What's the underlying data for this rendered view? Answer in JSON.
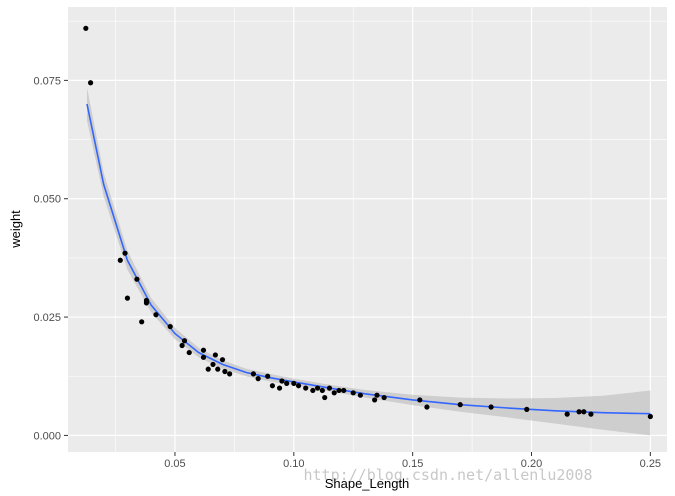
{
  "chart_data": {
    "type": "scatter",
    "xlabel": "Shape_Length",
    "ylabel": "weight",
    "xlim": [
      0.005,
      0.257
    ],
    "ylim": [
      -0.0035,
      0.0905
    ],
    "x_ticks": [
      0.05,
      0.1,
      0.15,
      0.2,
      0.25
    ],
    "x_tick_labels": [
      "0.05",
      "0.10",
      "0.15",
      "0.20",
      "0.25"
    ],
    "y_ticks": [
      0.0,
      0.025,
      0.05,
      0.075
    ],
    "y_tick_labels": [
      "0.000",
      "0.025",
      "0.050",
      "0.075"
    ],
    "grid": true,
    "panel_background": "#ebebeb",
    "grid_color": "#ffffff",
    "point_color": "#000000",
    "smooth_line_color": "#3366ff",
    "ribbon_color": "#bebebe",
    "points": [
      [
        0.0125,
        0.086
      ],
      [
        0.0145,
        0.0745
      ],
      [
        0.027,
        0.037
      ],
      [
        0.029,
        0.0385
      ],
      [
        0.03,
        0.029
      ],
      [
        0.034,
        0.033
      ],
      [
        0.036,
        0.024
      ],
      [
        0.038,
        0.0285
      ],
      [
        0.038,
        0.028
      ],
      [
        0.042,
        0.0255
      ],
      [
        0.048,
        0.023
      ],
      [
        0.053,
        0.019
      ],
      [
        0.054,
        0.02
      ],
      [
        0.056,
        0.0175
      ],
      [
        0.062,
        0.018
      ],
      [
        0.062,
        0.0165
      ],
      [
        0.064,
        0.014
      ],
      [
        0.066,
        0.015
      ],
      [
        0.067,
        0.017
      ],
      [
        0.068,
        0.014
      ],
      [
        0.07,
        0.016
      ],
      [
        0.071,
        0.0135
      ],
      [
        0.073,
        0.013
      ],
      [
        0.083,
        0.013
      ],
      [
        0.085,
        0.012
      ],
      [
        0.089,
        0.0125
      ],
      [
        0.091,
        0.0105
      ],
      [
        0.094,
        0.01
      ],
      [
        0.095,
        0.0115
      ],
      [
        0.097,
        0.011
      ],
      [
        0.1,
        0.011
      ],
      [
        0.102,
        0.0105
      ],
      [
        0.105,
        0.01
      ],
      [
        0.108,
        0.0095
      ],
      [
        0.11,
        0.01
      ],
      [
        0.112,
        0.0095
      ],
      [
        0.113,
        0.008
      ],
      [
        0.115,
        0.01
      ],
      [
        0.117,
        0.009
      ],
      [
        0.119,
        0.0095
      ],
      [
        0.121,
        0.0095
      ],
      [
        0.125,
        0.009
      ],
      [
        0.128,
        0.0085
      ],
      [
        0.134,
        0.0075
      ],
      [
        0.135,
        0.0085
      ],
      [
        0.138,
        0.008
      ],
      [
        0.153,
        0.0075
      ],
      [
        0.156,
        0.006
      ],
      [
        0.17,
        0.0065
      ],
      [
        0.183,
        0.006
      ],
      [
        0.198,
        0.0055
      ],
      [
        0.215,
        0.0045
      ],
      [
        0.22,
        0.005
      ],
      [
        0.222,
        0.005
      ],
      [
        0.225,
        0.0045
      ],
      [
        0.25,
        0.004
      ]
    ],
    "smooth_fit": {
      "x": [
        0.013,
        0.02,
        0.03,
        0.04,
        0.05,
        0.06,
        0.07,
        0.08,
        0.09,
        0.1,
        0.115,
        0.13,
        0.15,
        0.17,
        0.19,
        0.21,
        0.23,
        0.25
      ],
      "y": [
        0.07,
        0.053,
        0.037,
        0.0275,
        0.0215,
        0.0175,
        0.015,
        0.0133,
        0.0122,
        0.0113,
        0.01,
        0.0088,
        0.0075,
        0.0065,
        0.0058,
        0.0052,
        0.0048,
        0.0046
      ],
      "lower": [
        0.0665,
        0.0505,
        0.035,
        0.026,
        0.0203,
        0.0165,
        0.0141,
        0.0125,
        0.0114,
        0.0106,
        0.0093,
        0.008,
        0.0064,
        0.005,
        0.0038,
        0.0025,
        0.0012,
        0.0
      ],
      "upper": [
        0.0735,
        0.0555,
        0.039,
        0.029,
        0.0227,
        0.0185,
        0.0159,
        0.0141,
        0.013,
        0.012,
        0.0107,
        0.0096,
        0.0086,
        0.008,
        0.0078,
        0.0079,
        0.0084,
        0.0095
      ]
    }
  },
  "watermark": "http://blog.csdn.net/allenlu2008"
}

*GIVEN REQUEST:* Transcribe the full listing above exactly as it stands, minus the pictures.

*IN RESPONSE:*
What's the underlying data for this rendered view? Answer in JSON.
{
  "chart_data": {
    "type": "scatter",
    "xlabel": "Shape_Length",
    "ylabel": "weight",
    "xlim": [
      0.005,
      0.257
    ],
    "ylim": [
      -0.0035,
      0.0905
    ],
    "x_ticks": [
      0.05,
      0.1,
      0.15,
      0.2,
      0.25
    ],
    "x_tick_labels": [
      "0.05",
      "0.10",
      "0.15",
      "0.20",
      "0.25"
    ],
    "y_ticks": [
      0.0,
      0.025,
      0.05,
      0.075
    ],
    "y_tick_labels": [
      "0.000",
      "0.025",
      "0.050",
      "0.075"
    ],
    "grid": true,
    "panel_background": "#ebebeb",
    "grid_color": "#ffffff",
    "point_color": "#000000",
    "smooth_line_color": "#3366ff",
    "ribbon_color": "#bebebe",
    "points": [
      [
        0.0125,
        0.086
      ],
      [
        0.0145,
        0.0745
      ],
      [
        0.027,
        0.037
      ],
      [
        0.029,
        0.0385
      ],
      [
        0.03,
        0.029
      ],
      [
        0.034,
        0.033
      ],
      [
        0.036,
        0.024
      ],
      [
        0.038,
        0.0285
      ],
      [
        0.038,
        0.028
      ],
      [
        0.042,
        0.0255
      ],
      [
        0.048,
        0.023
      ],
      [
        0.053,
        0.019
      ],
      [
        0.054,
        0.02
      ],
      [
        0.056,
        0.0175
      ],
      [
        0.062,
        0.018
      ],
      [
        0.062,
        0.0165
      ],
      [
        0.064,
        0.014
      ],
      [
        0.066,
        0.015
      ],
      [
        0.067,
        0.017
      ],
      [
        0.068,
        0.014
      ],
      [
        0.07,
        0.016
      ],
      [
        0.071,
        0.0135
      ],
      [
        0.073,
        0.013
      ],
      [
        0.083,
        0.013
      ],
      [
        0.085,
        0.012
      ],
      [
        0.089,
        0.0125
      ],
      [
        0.091,
        0.0105
      ],
      [
        0.094,
        0.01
      ],
      [
        0.095,
        0.0115
      ],
      [
        0.097,
        0.011
      ],
      [
        0.1,
        0.011
      ],
      [
        0.102,
        0.0105
      ],
      [
        0.105,
        0.01
      ],
      [
        0.108,
        0.0095
      ],
      [
        0.11,
        0.01
      ],
      [
        0.112,
        0.0095
      ],
      [
        0.113,
        0.008
      ],
      [
        0.115,
        0.01
      ],
      [
        0.117,
        0.009
      ],
      [
        0.119,
        0.0095
      ],
      [
        0.121,
        0.0095
      ],
      [
        0.125,
        0.009
      ],
      [
        0.128,
        0.0085
      ],
      [
        0.134,
        0.0075
      ],
      [
        0.135,
        0.0085
      ],
      [
        0.138,
        0.008
      ],
      [
        0.153,
        0.0075
      ],
      [
        0.156,
        0.006
      ],
      [
        0.17,
        0.0065
      ],
      [
        0.183,
        0.006
      ],
      [
        0.198,
        0.0055
      ],
      [
        0.215,
        0.0045
      ],
      [
        0.22,
        0.005
      ],
      [
        0.222,
        0.005
      ],
      [
        0.225,
        0.0045
      ],
      [
        0.25,
        0.004
      ]
    ],
    "smooth_fit": {
      "x": [
        0.013,
        0.02,
        0.03,
        0.04,
        0.05,
        0.06,
        0.07,
        0.08,
        0.09,
        0.1,
        0.115,
        0.13,
        0.15,
        0.17,
        0.19,
        0.21,
        0.23,
        0.25
      ],
      "y": [
        0.07,
        0.053,
        0.037,
        0.0275,
        0.0215,
        0.0175,
        0.015,
        0.0133,
        0.0122,
        0.0113,
        0.01,
        0.0088,
        0.0075,
        0.0065,
        0.0058,
        0.0052,
        0.0048,
        0.0046
      ],
      "lower": [
        0.0665,
        0.0505,
        0.035,
        0.026,
        0.0203,
        0.0165,
        0.0141,
        0.0125,
        0.0114,
        0.0106,
        0.0093,
        0.008,
        0.0064,
        0.005,
        0.0038,
        0.0025,
        0.0012,
        0.0
      ],
      "upper": [
        0.0735,
        0.0555,
        0.039,
        0.029,
        0.0227,
        0.0185,
        0.0159,
        0.0141,
        0.013,
        0.012,
        0.0107,
        0.0096,
        0.0086,
        0.008,
        0.0078,
        0.0079,
        0.0084,
        0.0095
      ]
    }
  },
  "watermark": "http://blog.csdn.net/allenlu2008"
}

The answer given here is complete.